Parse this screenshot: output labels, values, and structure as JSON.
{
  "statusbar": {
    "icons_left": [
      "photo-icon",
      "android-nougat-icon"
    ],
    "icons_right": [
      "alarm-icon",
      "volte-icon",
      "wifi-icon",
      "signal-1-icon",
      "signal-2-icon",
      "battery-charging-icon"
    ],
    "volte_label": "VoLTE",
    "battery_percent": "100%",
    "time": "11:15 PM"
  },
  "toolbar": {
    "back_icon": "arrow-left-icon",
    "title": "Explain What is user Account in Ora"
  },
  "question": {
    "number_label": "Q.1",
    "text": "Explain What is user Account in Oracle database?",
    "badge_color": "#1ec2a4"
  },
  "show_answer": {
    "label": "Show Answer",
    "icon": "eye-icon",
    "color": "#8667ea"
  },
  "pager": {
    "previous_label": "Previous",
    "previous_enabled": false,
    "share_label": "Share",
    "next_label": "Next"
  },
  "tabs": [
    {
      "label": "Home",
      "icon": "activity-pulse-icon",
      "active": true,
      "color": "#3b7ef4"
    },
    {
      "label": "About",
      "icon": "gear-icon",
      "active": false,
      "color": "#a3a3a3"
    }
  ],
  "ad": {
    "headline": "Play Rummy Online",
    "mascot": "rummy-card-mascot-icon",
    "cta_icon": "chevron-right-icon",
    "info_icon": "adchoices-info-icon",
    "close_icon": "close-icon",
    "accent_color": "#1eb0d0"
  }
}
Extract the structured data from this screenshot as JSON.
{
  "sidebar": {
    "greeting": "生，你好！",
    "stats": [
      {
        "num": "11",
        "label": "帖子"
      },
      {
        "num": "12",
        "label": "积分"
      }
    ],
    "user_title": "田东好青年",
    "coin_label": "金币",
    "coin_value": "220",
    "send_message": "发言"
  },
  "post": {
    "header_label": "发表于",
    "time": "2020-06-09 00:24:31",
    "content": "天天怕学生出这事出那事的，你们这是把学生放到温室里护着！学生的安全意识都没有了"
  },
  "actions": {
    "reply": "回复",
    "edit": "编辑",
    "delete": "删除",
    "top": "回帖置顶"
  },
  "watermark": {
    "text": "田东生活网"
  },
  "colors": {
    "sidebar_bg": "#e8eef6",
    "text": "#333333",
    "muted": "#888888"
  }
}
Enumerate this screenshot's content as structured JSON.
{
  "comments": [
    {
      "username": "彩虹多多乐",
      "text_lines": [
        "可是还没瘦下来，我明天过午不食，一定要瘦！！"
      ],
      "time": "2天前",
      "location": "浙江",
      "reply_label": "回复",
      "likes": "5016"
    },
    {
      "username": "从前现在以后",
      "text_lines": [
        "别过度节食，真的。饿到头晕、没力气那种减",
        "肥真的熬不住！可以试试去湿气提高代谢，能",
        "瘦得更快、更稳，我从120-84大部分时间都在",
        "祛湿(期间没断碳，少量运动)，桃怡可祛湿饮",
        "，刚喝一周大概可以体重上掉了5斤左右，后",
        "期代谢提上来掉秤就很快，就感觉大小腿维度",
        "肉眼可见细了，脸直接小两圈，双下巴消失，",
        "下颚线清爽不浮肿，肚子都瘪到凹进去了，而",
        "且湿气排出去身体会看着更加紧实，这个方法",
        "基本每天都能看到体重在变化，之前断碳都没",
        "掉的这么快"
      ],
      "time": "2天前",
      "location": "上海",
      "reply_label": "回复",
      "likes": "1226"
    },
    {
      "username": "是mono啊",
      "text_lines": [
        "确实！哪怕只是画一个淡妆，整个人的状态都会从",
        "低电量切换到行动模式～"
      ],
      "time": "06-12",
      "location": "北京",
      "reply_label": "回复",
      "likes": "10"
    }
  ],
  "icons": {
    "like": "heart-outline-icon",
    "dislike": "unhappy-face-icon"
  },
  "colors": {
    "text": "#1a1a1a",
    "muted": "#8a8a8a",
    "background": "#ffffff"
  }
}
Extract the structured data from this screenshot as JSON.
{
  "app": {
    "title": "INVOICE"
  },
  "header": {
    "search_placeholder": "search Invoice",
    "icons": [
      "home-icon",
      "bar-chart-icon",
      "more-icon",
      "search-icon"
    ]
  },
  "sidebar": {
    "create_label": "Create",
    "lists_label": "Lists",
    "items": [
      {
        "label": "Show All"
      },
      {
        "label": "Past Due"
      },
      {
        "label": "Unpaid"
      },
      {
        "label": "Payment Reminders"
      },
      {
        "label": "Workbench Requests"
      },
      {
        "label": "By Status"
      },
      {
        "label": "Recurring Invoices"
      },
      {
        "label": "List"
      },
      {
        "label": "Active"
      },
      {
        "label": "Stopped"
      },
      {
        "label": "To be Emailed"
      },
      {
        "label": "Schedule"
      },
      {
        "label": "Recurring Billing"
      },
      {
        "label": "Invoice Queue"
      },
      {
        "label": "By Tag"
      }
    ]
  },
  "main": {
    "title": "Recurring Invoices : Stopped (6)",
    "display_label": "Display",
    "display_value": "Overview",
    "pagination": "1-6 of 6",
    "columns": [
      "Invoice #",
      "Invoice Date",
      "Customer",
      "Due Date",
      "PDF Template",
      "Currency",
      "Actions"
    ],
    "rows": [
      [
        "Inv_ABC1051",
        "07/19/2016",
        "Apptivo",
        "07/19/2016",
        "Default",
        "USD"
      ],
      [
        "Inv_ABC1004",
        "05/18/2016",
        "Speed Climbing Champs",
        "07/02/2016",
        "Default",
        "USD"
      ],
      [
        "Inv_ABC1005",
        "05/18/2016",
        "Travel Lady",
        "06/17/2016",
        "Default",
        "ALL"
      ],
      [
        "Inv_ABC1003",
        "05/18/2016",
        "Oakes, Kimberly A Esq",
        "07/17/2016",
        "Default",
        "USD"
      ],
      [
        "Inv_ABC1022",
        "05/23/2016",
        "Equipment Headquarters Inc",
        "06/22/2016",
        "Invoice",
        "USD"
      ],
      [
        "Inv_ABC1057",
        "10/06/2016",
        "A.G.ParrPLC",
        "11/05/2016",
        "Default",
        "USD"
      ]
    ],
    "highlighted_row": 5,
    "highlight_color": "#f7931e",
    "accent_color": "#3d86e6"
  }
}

---------------

_TASK:_ Give all the entries again exactly; leave none out.

_ANSWER:_
Parse this screenshot: output labels, values, and structure as JSON.
{
  "statusbar": {
    "icons_left": [
      "photo-icon",
      "android-nougat-icon"
    ],
    "icons_right": [
      "alarm-icon",
      "volte-icon",
      "wifi-icon",
      "signal-1-icon",
      "signal-2-icon",
      "battery-charging-icon"
    ],
    "volte_label": "VoLTE",
    "battery_percent": "100%",
    "time": "11:15 PM"
  },
  "toolbar": {
    "back_icon": "arrow-left-icon",
    "title": "Explain What is user Account in Ora"
  },
  "question": {
    "number_label": "Q.1",
    "text": "Explain What is user Account in Oracle database?",
    "badge_color": "#1ec2a4"
  },
  "show_answer": {
    "label": "Show Answer",
    "icon": "eye-icon",
    "color": "#8667ea"
  },
  "pager": {
    "previous_label": "Previous",
    "previous_enabled": false,
    "share_label": "Share",
    "next_label": "Next"
  },
  "tabs": [
    {
      "label": "Home",
      "icon": "activity-pulse-icon",
      "active": true,
      "color": "#3b7ef4"
    },
    {
      "label": "About",
      "icon": "gear-icon",
      "active": false,
      "color": "#a3a3a3"
    }
  ],
  "ad": {
    "headline": "Play Rummy Online",
    "mascot": "rummy-card-mascot-icon",
    "cta_icon": "chevron-right-icon",
    "info_icon": "adchoices-info-icon",
    "close_icon": "close-icon",
    "accent_color": "#1eb0d0"
  }
}
Extract the structured data from this screenshot as JSON.
{
  "sidebar": {
    "greeting": "生，你好！",
    "stats": [
      {
        "num": "11",
        "label": "帖子"
      },
      {
        "num": "12",
        "label": "积分"
      }
    ],
    "user_title": "田东好青年",
    "coin_label": "金币",
    "coin_value": "220",
    "send_message": "发言"
  },
  "post": {
    "header_label": "发表于",
    "time": "2020-06-09 00:24:31",
    "content": "天天怕学生出这事出那事的，你们这是把学生放到温室里护着！学生的安全意识都没有了"
  },
  "actions": {
    "reply": "回复",
    "edit": "编辑",
    "delete": "删除",
    "top": "回帖置顶"
  },
  "watermark": {
    "text": "田东生活网"
  },
  "colors": {
    "sidebar_bg": "#e8eef6",
    "text": "#333333",
    "muted": "#888888"
  }
}
Enumerate this screenshot's content as structured JSON.
{
  "comments": [
    {
      "username": "彩虹多多乐",
      "text_lines": [
        "可是还没瘦下来，我明天过午不食，一定要瘦！！"
      ],
      "time": "2天前",
      "location": "浙江",
      "reply_label": "回复",
      "likes": "5016"
    },
    {
      "username": "从前现在以后",
      "text_lines": [
        "别过度节食，真的。饿到头晕、没力气那种减",
        "肥真的熬不住！可以试试去湿气提高代谢，能",
        "瘦得更快、更稳，我从120-84大部分时间都在",
        "祛湿(期间没断碳，少量运动)，桃怡可祛湿饮",
        "，刚喝一周大概可以体重上掉了5斤左右，后",
        "期代谢提上来掉秤就很快，就感觉大小腿维度",
        "肉眼可见细了，脸直接小两圈，双下巴消失，",
        "下颚线清爽不浮肿，肚子都瘪到凹进去了，而",
        "且湿气排出去身体会看着更加紧实，这个方法",
        "基本每天都能看到体重在变化，之前断碳都没",
        "掉的这么快"
      ],
      "time": "2天前",
      "location": "上海",
      "reply_label": "回复",
      "likes": "1226"
    },
    {
      "username": "是mono啊",
      "text_lines": [
        "确实！哪怕只是画一个淡妆，整个人的状态都会从",
        "低电量切换到行动模式～"
      ],
      "time": "06-12",
      "location": "北京",
      "reply_label": "回复",
      "likes": "10"
    }
  ],
  "icons": {
    "like": "heart-outline-icon",
    "dislike": "unhappy-face-icon"
  },
  "colors": {
    "text": "#1a1a1a",
    "muted": "#8a8a8a",
    "background": "#ffffff"
  }
}
Extract the structured data from this screenshot as JSON.
{
  "app": {
    "title": "INVOICE"
  },
  "header": {
    "search_placeholder": "search Invoice",
    "icons": [
      "home-icon",
      "bar-chart-icon",
      "more-icon",
      "search-icon"
    ]
  },
  "sidebar": {
    "create_label": "Create",
    "lists_label": "Lists",
    "items": [
      {
        "label": "Show All"
      },
      {
        "label": "Past Due"
      },
      {
        "label": "Unpaid"
      },
      {
        "label": "Payment Reminders"
      },
      {
        "label": "Workbench Requests"
      },
      {
        "label": "By Status"
      },
      {
        "label": "Recurring Invoices"
      },
      {
        "label": "List"
      },
      {
        "label": "Active"
      },
      {
        "label": "Stopped"
      },
      {
        "label": "To be Emailed"
      },
      {
        "label": "Schedule"
      },
      {
        "label": "Recurring Billing"
      },
      {
        "label": "Invoice Queue"
      },
      {
        "label": "By Tag"
      }
    ]
  },
  "main": {
    "title": "Recurring Invoices : Stopped (6)",
    "display_label": "Display",
    "display_value": "Overview",
    "pagination": "1-6 of 6",
    "columns": [
      "Invoice #",
      "Invoice Date",
      "Customer",
      "Due Date",
      "PDF Template",
      "Currency",
      "Actions"
    ],
    "rows": [
      [
        "Inv_ABC1051",
        "07/19/2016",
        "Apptivo",
        "07/19/2016",
        "Default",
        "USD"
      ],
      [
        "Inv_ABC1004",
        "05/18/2016",
        "Speed Climbing Champs",
        "07/02/2016",
        "Default",
        "USD"
      ],
      [
        "Inv_ABC1005",
        "05/18/2016",
        "Travel Lady",
        "06/17/2016",
        "Default",
        "ALL"
      ],
      [
        "Inv_ABC1003",
        "05/18/2016",
        "Oakes, Kimberly A Esq",
        "07/17/2016",
        "Default",
        "USD"
      ],
      [
        "Inv_ABC1022",
        "05/23/2016",
        "Equipment Headquarters Inc",
        "06/22/2016",
        "Invoice",
        "USD"
      ],
      [
        "Inv_ABC1057",
        "10/06/2016",
        "A.G.ParrPLC",
        "11/05/2016",
        "Default",
        "USD"
      ]
    ],
    "highlighted_row": 5,
    "highlight_color": "#f7931e",
    "accent_color": "#3d86e6"
  }
}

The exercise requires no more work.